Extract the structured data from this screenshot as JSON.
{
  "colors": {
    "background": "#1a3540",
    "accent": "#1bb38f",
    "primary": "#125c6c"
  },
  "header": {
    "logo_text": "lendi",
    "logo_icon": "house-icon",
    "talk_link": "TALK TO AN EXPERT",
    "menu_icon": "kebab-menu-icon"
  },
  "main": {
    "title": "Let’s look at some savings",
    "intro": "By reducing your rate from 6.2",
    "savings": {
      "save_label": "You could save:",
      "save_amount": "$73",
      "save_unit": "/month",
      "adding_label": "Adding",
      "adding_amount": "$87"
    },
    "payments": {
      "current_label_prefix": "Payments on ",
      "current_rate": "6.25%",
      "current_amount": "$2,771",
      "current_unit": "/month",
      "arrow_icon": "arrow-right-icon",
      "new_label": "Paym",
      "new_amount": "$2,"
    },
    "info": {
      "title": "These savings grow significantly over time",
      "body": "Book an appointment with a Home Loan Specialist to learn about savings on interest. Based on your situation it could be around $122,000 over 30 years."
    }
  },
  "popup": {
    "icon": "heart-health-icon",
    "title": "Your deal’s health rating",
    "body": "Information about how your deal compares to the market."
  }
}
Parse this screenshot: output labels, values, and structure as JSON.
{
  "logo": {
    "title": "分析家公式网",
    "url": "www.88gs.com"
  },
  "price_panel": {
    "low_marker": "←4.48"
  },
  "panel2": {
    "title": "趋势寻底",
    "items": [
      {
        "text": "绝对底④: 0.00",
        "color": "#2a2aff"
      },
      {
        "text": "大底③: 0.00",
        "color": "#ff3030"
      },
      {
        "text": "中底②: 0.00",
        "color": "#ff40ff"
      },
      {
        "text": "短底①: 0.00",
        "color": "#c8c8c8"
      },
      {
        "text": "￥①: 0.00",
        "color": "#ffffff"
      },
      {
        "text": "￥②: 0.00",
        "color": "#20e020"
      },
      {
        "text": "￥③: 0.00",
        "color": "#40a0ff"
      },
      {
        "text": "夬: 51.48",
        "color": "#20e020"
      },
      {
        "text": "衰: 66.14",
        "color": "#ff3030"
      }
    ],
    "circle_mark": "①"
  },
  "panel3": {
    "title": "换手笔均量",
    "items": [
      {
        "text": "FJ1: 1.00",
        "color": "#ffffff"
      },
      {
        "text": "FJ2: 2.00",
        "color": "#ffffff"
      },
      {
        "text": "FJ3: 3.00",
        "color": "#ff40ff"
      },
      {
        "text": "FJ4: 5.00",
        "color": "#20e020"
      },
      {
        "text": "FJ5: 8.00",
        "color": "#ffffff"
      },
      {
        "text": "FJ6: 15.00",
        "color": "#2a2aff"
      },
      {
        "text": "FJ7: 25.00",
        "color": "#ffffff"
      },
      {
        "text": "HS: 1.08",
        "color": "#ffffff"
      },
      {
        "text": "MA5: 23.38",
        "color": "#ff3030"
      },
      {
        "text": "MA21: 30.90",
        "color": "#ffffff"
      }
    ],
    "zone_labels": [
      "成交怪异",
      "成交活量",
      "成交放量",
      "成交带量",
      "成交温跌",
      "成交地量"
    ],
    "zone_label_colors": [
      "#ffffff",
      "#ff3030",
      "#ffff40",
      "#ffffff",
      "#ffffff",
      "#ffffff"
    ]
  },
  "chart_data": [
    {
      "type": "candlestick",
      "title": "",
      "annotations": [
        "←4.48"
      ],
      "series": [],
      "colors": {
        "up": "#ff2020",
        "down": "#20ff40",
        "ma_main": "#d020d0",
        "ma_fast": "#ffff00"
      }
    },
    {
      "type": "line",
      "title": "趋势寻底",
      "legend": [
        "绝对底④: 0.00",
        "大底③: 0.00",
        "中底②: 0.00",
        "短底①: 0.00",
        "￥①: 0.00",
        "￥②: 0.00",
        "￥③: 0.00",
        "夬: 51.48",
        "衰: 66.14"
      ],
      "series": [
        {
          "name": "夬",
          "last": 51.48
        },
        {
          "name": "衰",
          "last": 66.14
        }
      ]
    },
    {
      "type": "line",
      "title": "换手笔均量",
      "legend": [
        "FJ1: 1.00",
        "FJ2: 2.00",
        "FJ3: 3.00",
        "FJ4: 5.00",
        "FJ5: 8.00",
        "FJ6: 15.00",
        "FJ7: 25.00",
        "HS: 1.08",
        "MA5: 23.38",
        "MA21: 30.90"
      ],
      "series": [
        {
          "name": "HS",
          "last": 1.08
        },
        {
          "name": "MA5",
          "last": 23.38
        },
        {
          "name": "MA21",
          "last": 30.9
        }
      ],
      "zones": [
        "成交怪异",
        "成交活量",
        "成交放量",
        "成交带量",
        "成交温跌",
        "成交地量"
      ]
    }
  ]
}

※

= GOAL OF THE EXERCISE =
List each line in the listing that contains the string "body".

= RESPONSE =
      "body": "Book an appointment with a Home Loan Specialist to learn about savings on interest. Based on your situation it could be around $122,000 over 30 years."
    "body": "Information about how your deal compares to the market."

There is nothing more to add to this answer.